--- START OF Data for this exercise ---
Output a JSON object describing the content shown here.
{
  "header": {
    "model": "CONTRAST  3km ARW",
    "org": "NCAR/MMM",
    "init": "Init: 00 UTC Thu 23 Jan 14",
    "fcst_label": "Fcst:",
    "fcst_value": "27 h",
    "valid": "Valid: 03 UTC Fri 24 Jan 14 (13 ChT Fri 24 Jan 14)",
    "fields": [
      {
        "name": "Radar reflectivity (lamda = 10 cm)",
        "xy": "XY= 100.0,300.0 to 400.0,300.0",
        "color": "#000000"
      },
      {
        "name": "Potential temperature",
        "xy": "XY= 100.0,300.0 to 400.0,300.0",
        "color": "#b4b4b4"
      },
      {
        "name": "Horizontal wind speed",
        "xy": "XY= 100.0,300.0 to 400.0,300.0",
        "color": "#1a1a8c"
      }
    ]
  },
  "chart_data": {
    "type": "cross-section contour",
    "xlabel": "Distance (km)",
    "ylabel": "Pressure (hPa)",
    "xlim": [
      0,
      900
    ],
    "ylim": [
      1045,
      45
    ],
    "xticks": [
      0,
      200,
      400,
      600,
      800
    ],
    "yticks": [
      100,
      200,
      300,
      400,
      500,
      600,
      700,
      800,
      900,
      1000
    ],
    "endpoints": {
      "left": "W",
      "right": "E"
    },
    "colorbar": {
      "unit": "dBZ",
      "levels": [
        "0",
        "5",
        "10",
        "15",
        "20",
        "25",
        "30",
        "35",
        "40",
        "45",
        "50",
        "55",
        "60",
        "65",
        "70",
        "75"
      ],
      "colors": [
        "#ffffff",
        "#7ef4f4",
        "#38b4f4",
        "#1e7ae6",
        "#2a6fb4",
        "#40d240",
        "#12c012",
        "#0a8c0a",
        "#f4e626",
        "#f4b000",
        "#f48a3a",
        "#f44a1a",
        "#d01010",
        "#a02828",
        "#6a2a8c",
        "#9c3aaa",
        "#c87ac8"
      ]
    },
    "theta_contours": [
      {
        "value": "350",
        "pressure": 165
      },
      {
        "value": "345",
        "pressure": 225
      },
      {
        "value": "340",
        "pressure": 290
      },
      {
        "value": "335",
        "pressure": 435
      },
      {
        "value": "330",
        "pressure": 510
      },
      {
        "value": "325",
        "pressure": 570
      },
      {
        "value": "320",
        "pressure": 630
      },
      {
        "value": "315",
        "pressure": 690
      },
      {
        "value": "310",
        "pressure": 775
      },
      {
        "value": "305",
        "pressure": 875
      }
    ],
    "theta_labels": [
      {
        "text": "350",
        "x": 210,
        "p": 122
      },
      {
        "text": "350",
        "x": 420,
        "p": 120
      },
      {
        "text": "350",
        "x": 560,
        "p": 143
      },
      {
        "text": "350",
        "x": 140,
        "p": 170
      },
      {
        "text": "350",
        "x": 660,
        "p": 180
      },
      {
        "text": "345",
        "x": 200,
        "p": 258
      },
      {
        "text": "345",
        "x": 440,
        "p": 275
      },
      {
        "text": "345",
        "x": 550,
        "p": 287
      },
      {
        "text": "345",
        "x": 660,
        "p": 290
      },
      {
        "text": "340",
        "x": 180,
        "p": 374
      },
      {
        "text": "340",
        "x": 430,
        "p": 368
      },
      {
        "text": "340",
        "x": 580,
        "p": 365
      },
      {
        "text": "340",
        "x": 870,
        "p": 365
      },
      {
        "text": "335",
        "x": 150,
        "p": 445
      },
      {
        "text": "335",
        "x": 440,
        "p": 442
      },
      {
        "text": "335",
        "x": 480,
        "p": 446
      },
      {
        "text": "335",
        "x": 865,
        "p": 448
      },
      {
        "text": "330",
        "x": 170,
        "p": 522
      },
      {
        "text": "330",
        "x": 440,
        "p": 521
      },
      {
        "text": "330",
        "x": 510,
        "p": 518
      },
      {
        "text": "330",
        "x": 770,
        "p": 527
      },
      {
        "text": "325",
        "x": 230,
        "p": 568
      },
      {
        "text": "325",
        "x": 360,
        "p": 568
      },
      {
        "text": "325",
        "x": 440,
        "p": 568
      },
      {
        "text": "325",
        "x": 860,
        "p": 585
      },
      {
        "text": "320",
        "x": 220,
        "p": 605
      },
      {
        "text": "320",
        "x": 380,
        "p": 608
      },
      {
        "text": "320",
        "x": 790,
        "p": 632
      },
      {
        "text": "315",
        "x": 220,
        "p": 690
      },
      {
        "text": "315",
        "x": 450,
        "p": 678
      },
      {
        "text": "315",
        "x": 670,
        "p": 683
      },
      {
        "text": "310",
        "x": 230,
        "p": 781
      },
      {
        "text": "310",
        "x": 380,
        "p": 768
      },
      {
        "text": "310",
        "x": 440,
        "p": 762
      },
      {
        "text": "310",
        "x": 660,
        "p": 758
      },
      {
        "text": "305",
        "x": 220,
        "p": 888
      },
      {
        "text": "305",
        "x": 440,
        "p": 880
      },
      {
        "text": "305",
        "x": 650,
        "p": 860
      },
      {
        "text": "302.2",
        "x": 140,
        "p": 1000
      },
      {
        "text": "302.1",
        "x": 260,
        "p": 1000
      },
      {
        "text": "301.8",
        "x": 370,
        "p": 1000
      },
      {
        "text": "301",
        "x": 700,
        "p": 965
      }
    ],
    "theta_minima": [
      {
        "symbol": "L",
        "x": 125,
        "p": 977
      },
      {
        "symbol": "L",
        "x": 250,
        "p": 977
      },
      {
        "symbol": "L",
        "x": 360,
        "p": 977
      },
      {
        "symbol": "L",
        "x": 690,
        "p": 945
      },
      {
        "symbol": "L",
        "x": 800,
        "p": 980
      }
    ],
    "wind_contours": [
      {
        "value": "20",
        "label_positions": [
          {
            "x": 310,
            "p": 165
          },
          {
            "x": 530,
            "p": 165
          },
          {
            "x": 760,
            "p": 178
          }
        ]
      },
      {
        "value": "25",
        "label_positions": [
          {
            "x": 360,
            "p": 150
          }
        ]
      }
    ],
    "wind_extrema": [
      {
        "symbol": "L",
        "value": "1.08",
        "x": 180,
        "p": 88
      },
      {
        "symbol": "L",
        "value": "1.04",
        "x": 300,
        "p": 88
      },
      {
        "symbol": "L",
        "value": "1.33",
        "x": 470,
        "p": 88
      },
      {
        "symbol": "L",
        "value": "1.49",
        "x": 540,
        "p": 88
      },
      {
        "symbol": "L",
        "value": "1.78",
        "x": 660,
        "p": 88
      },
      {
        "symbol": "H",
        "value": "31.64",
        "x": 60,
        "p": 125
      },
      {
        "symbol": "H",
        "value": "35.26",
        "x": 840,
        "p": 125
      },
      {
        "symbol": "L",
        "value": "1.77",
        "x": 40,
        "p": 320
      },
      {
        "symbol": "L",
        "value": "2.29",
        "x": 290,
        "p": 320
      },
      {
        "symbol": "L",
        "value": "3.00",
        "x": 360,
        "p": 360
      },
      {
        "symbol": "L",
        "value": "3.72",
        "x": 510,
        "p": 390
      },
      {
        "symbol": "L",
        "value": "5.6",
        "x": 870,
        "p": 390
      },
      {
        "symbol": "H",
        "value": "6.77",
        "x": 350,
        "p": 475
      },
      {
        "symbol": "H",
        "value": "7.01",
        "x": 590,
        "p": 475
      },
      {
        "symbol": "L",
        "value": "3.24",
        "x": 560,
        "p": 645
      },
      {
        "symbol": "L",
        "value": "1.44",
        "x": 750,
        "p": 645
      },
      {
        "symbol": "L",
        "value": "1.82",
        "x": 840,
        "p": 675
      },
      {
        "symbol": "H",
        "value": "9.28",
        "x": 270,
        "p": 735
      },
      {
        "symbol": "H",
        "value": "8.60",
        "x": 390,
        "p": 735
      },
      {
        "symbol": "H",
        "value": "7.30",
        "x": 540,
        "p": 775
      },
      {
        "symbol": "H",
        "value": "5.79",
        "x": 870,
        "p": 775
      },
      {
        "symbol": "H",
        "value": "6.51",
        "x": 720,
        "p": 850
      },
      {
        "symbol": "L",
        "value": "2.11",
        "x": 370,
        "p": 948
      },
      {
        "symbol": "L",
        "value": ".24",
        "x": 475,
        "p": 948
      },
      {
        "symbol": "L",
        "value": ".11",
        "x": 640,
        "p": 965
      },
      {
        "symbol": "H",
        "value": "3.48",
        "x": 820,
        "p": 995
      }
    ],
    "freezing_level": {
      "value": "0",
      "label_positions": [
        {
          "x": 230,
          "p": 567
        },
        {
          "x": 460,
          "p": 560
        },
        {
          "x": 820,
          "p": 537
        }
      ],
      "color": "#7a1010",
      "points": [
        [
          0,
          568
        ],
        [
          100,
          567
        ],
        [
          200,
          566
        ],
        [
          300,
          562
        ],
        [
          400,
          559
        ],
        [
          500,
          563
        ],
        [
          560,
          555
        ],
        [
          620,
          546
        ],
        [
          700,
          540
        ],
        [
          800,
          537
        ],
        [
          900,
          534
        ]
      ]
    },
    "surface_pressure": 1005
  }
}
--- END OF Data for this exercise ---
• **Exercise objective**
Find all the lines containing "name" in the material, then copy them.

• **Answer for this exercise**
        "name": "Radar reflectivity (lamda = 10 cm)",
        "name": "Potential temperature",
        "name": "Horizontal wind speed",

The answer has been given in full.